__Given exercise__
Look through the data below. Pick out the lines holding the string "Esenler".

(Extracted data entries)

************

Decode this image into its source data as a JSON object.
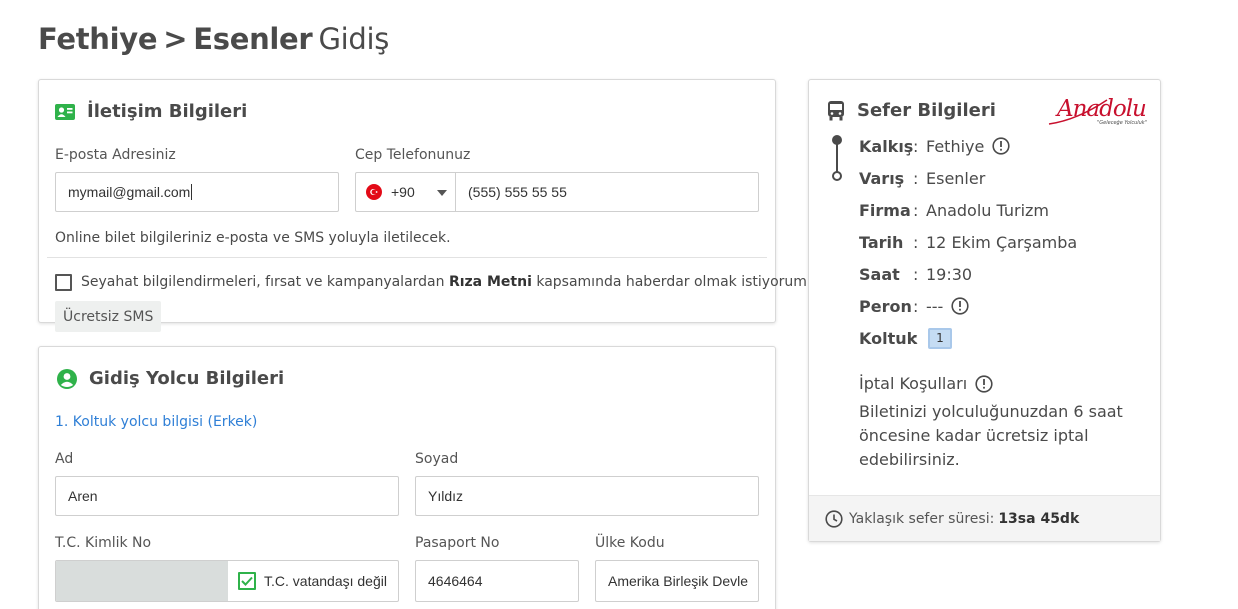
{
  "route": {
    "origin": "Fethiye",
    "separator": ">",
    "destination": "Esenler",
    "direction": "Gidiş"
  },
  "contact": {
    "title": "İletişim Bilgileri",
    "email_label": "E-posta Adresiniz",
    "email_value": "mymail@gmail.com",
    "phone_label": "Cep Telefonunuz",
    "country_code": "+90",
    "phone_placeholder": "(555) 555 55 55",
    "info_text": "Online bilet bilgileriniz e-posta ve SMS yoluyla iletilecek.",
    "consent_before": "Seyahat bilgilendirmeleri, fırsat ve kampanyalardan ",
    "consent_bold": "Rıza Metni",
    "consent_after": " kapsamında haberdar olmak istiyorum.",
    "consent_checked": false,
    "sms_tag": "Ücretsiz SMS"
  },
  "passenger": {
    "title": "Gidiş Yolcu Bilgileri",
    "seat_info": "1. Koltuk yolcu bilgisi (Erkek)",
    "first_name_label": "Ad",
    "first_name_value": "Aren",
    "last_name_label": "Soyad",
    "last_name_value": "Yıldız",
    "tc_label": "T.C. Kimlik No",
    "not_citizen_label": "T.C. vatandaşı değil",
    "not_citizen_checked": true,
    "passport_label": "Pasaport No",
    "passport_value": "4646464",
    "country_label": "Ülke Kodu",
    "country_value": "Amerika Birleşik Devle"
  },
  "trip": {
    "title": "Sefer Bilgileri",
    "logo_text": "Anadolu",
    "logo_tagline": "\"Geleceğe Yolculuk\"",
    "rows": [
      {
        "key": "Kalkış",
        "colon": ":",
        "value": "Fethiye"
      },
      {
        "key": "Varış",
        "colon": ":",
        "value": "Esenler"
      },
      {
        "key": "Firma",
        "colon": ":",
        "value": "Anadolu Turizm"
      },
      {
        "key": "Tarih",
        "colon": ":",
        "value": "12 Ekim Çarşamba"
      },
      {
        "key": "Saat",
        "colon": ":",
        "value": "19:30"
      },
      {
        "key": "Peron",
        "colon": ":",
        "value": "---"
      },
      {
        "key": "Koltuk",
        "colon": ":",
        "value": "1"
      }
    ],
    "cancel_title": "İptal Koşulları",
    "cancel_text": "Biletinizi yolculuğunuzdan 6 saat öncesine kadar ücretsiz iptal edebilirsiniz.",
    "duration_label": "Yaklaşık sefer süresi:",
    "duration_value": "13sa 45dk"
  },
  "colors": {
    "accent_green": "#2fb24a",
    "link_blue": "#2f7fd6",
    "logo_red": "#c8102e",
    "seat_blue": "#c5dcf3"
  }
}
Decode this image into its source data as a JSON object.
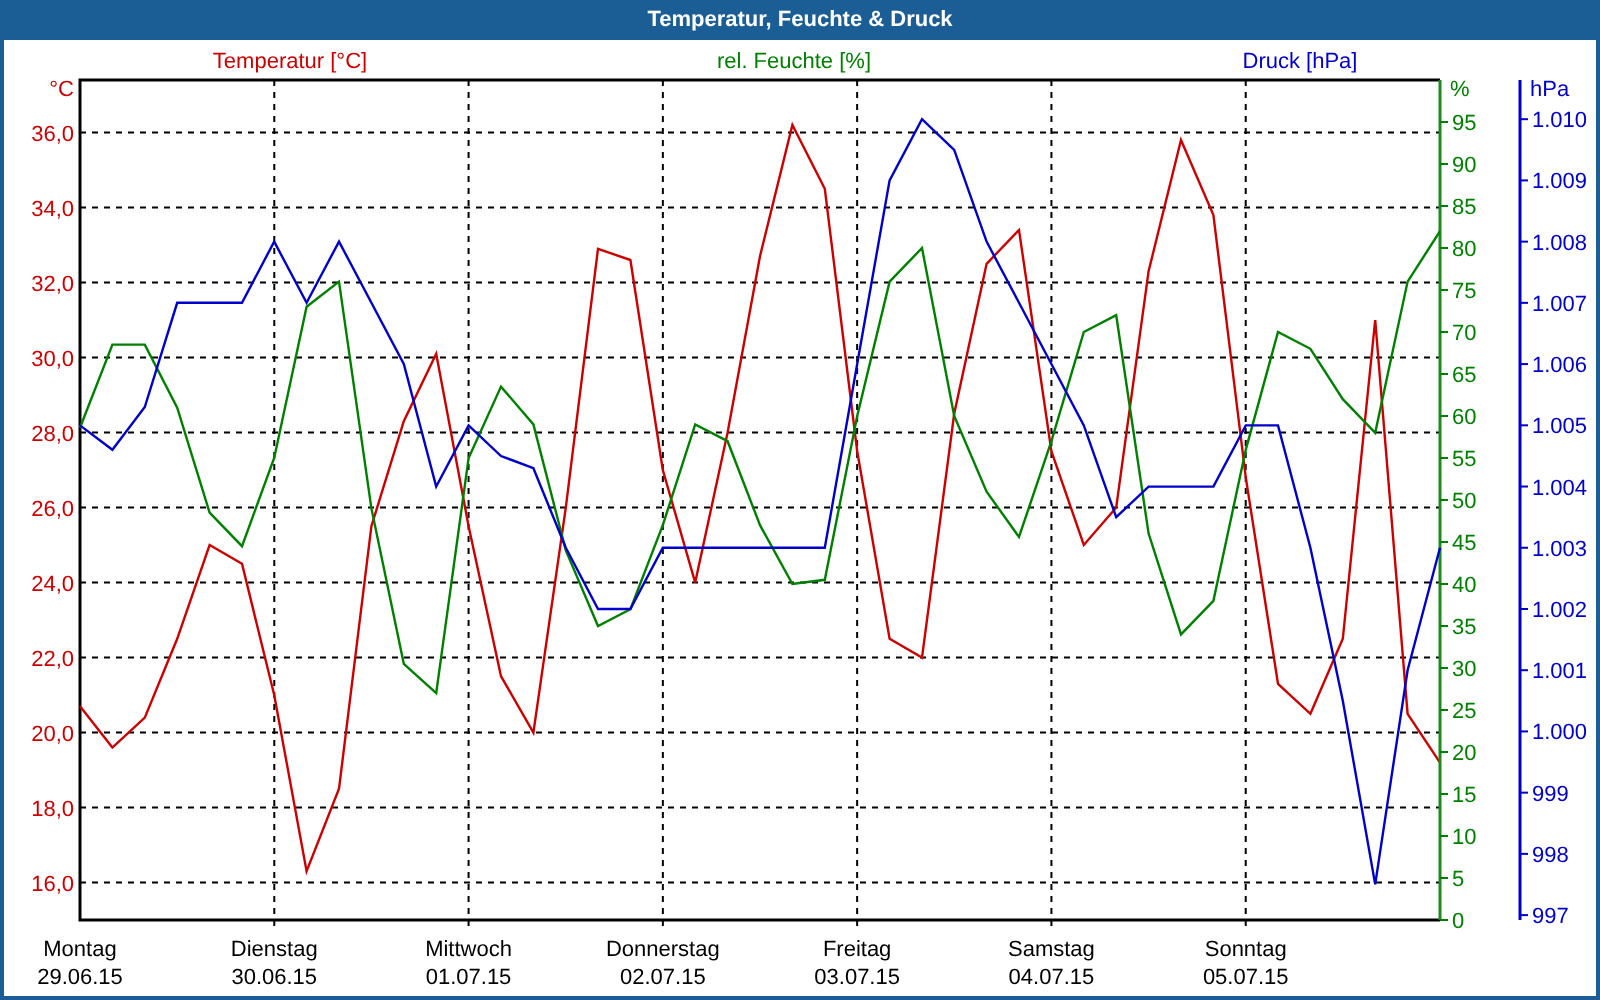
{
  "window": {
    "title": "Temperatur, Feuchte & Druck"
  },
  "chart": {
    "date_labels": [
      "29.06.15",
      "30.06.15",
      "01.07.15",
      "02.07.15",
      "03.07.15",
      "04.07.15",
      "05.07.15"
    ],
    "layers": [
      {
        "unit": "°C",
        "chart_data": {
          "type": "line",
          "grid": true,
          "categories": [
            "Montag",
            null,
            null,
            null,
            null,
            null,
            "Dienstag",
            null,
            null,
            null,
            null,
            null,
            "Mittwoch",
            null,
            null,
            null,
            null,
            null,
            "Donnerstag",
            null,
            null,
            null,
            null,
            null,
            "Freitag",
            null,
            null,
            null,
            null,
            null,
            "Samstag",
            null,
            null,
            null,
            null,
            null,
            "Sonntag",
            null,
            null,
            null,
            null,
            null,
            null
          ],
          "ylim": [
            15,
            37.4
          ],
          "yticks": [
            {
              "value": 16,
              "label": "16,0"
            },
            {
              "value": 18,
              "label": "18,0"
            },
            {
              "value": 20,
              "label": "20,0"
            },
            {
              "value": 22,
              "label": "22,0"
            },
            {
              "value": 24,
              "label": "24,0"
            },
            {
              "value": 26,
              "label": "26,0"
            },
            {
              "value": 28,
              "label": "28,0"
            },
            {
              "value": 30,
              "label": "30,0"
            },
            {
              "value": 32,
              "label": "32,0"
            },
            {
              "value": 34,
              "label": "34,0"
            },
            {
              "value": 36,
              "label": "36,0"
            }
          ],
          "series": [
            {
              "name": "Temperatur [°C]",
              "color": "#cc0000",
              "values": [
                20.7,
                19.6,
                20.4,
                22.5,
                25.0,
                24.5,
                21.0,
                16.3,
                18.5,
                25.5,
                28.3,
                30.1,
                25.5,
                21.5,
                20.0,
                26.0,
                32.9,
                32.6,
                27.0,
                24.0,
                28.0,
                32.7,
                36.2,
                34.5,
                27.5,
                22.5,
                22.0,
                28.5,
                32.5,
                33.4,
                27.5,
                25.0,
                26.0,
                32.3,
                35.8,
                33.8,
                26.8,
                21.3,
                20.5,
                22.5,
                31.0,
                20.5,
                19.2
              ]
            }
          ]
        }
      },
      {
        "unit": "%",
        "chart_data": {
          "type": "line",
          "ylim": [
            0,
            100
          ],
          "yticks": [
            0,
            5,
            10,
            15,
            20,
            25,
            30,
            35,
            40,
            45,
            50,
            55,
            60,
            65,
            70,
            75,
            80,
            85,
            90,
            95
          ],
          "series": [
            {
              "name": "rel. Feuchte [%]",
              "color": "#008000",
              "values": [
                58.6,
                68.5,
                68.5,
                61.0,
                48.5,
                44.5,
                55.0,
                73.0,
                76.0,
                49.0,
                30.5,
                27.0,
                55.0,
                63.5,
                59.0,
                44.0,
                35.0,
                37.0,
                47.0,
                59.0,
                57.0,
                47.0,
                40.0,
                40.5,
                60.0,
                76.0,
                80.0,
                60.0,
                51.0,
                45.6,
                57.0,
                70.0,
                72.0,
                46.0,
                34.0,
                38.0,
                56.0,
                70.0,
                68.0,
                62.0,
                58.0,
                76.0,
                82.0
              ]
            }
          ]
        }
      },
      {
        "unit": "hPa",
        "chart_data": {
          "type": "line",
          "ylim": [
            996.92,
            1010.64
          ],
          "yticks": [
            {
              "value": 997,
              "label": "997"
            },
            {
              "value": 998,
              "label": "998"
            },
            {
              "value": 999,
              "label": "999"
            },
            {
              "value": 1000,
              "label": "1.000"
            },
            {
              "value": 1001,
              "label": "1.001"
            },
            {
              "value": 1002,
              "label": "1.002"
            },
            {
              "value": 1003,
              "label": "1.003"
            },
            {
              "value": 1004,
              "label": "1.004"
            },
            {
              "value": 1005,
              "label": "1.005"
            },
            {
              "value": 1006,
              "label": "1.006"
            },
            {
              "value": 1007,
              "label": "1.007"
            },
            {
              "value": 1008,
              "label": "1.008"
            },
            {
              "value": 1009,
              "label": "1.009"
            },
            {
              "value": 1010,
              "label": "1.010"
            }
          ],
          "series": [
            {
              "name": "Druck [hPa]",
              "color": "#0000cc",
              "values": [
                1005,
                1004.6,
                1005.3,
                1007,
                1007,
                1007,
                1008,
                1007,
                1008,
                1007,
                1006,
                1004,
                1005,
                1004.5,
                1004.3,
                1003,
                1002,
                1002,
                1003,
                1003,
                1003,
                1003,
                1003,
                1003,
                1006,
                1009,
                1010,
                1009.5,
                1008,
                1007,
                1006,
                1005,
                1003.5,
                1004,
                1004,
                1004,
                1005,
                1005,
                1003,
                1000.5,
                997.5,
                1001,
                1003
              ]
            }
          ]
        }
      }
    ]
  }
}
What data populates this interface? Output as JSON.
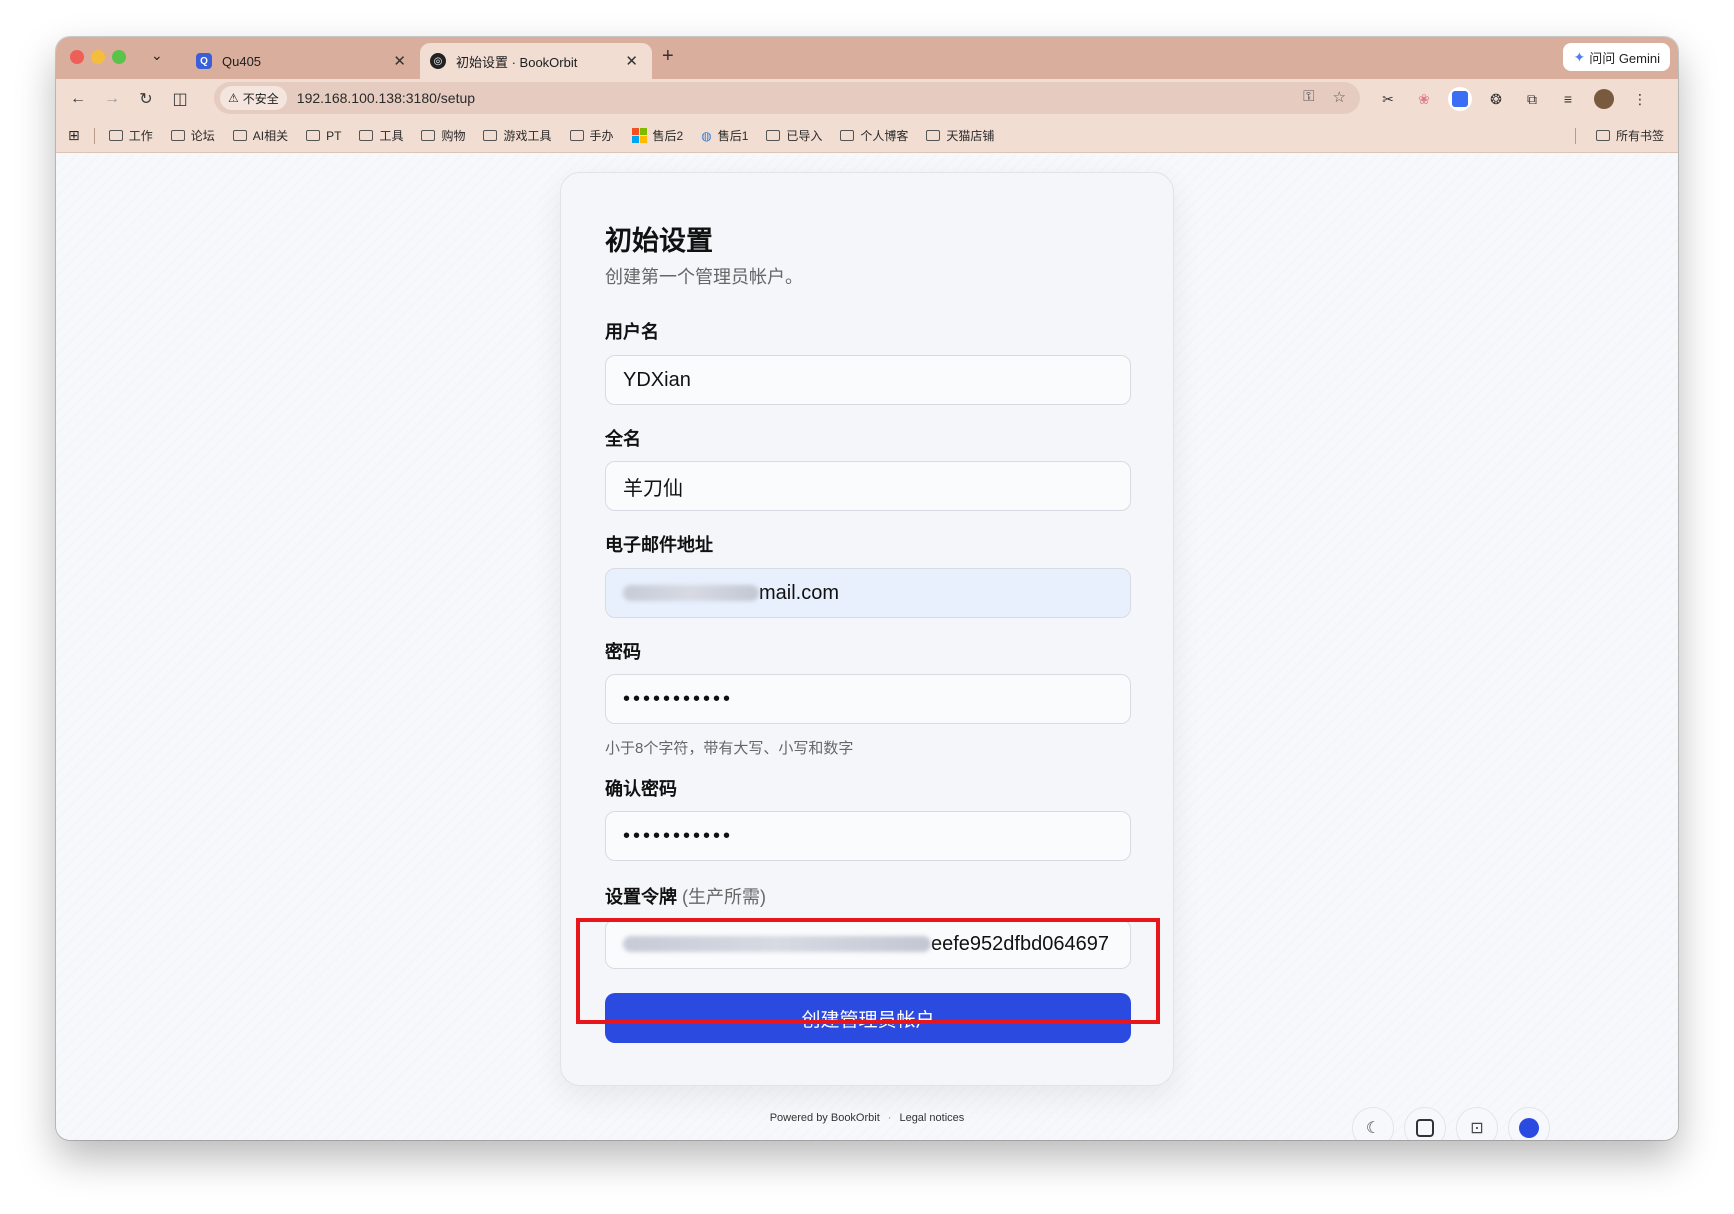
{
  "browser": {
    "tabs": [
      {
        "label": "Qu405",
        "active": false
      },
      {
        "label": "初始设置 · BookOrbit",
        "active": true
      }
    ],
    "new_tab_symbol": "+",
    "gemini_label": "问问 Gemini",
    "insecure_label": "不安全",
    "url": "192.168.100.138:3180/setup",
    "bookmarks": [
      "工作",
      "论坛",
      "AI相关",
      "PT",
      "工具",
      "购物",
      "游戏工具",
      "手办",
      "售后2",
      "售后1",
      "已导入",
      "个人博客",
      "天猫店铺"
    ],
    "all_bookmarks_label": "所有书签"
  },
  "setup": {
    "title": "初始设置",
    "subtitle": "创建第一个管理员帐户。",
    "username_label": "用户名",
    "username_value": "YDXian",
    "fullname_label": "全名",
    "fullname_value": "羊刀仙",
    "email_label": "电子邮件地址",
    "email_value_visible": "mail.com",
    "password_label": "密码",
    "password_value": "•••••••••••",
    "password_hint": "小于8个字符，带有大写、小写和数字",
    "confirm_label": "确认密码",
    "confirm_value": "•••••••••••",
    "token_label": "设置令牌",
    "token_label_suffix": "(生产所需)",
    "token_value_visible": "eefe952dfbd064697",
    "submit_label": "创建管理员帐户"
  },
  "footer": {
    "powered_by": "Powered by BookOrbit",
    "separator": "·",
    "legal": "Legal notices"
  },
  "colors": {
    "accent": "#2b4be0",
    "highlight": "#e8161b",
    "tabstrip": "#d9ae9c"
  }
}
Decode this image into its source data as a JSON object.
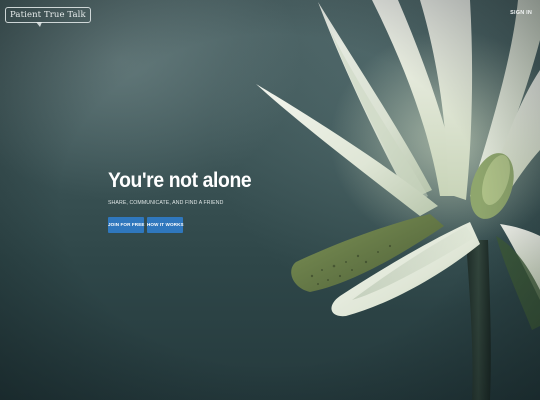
{
  "brand": {
    "logo_text": "Patient True Talk"
  },
  "header": {
    "sign_in_label": "SIGN IN"
  },
  "hero": {
    "headline": "You're not alone",
    "subline": "SHARE, COMMUNICATE, AND FIND A FRIEND",
    "join_button_label": "JOIN FOR FREE",
    "how_button_label": "HOW IT WORKS"
  },
  "colors": {
    "button_bg": "#2f77bd",
    "background_tone": "#3e5658",
    "text": "#ffffff"
  }
}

************

__Right answer__
    "destination": "Esenler",
        "value": "Esenler"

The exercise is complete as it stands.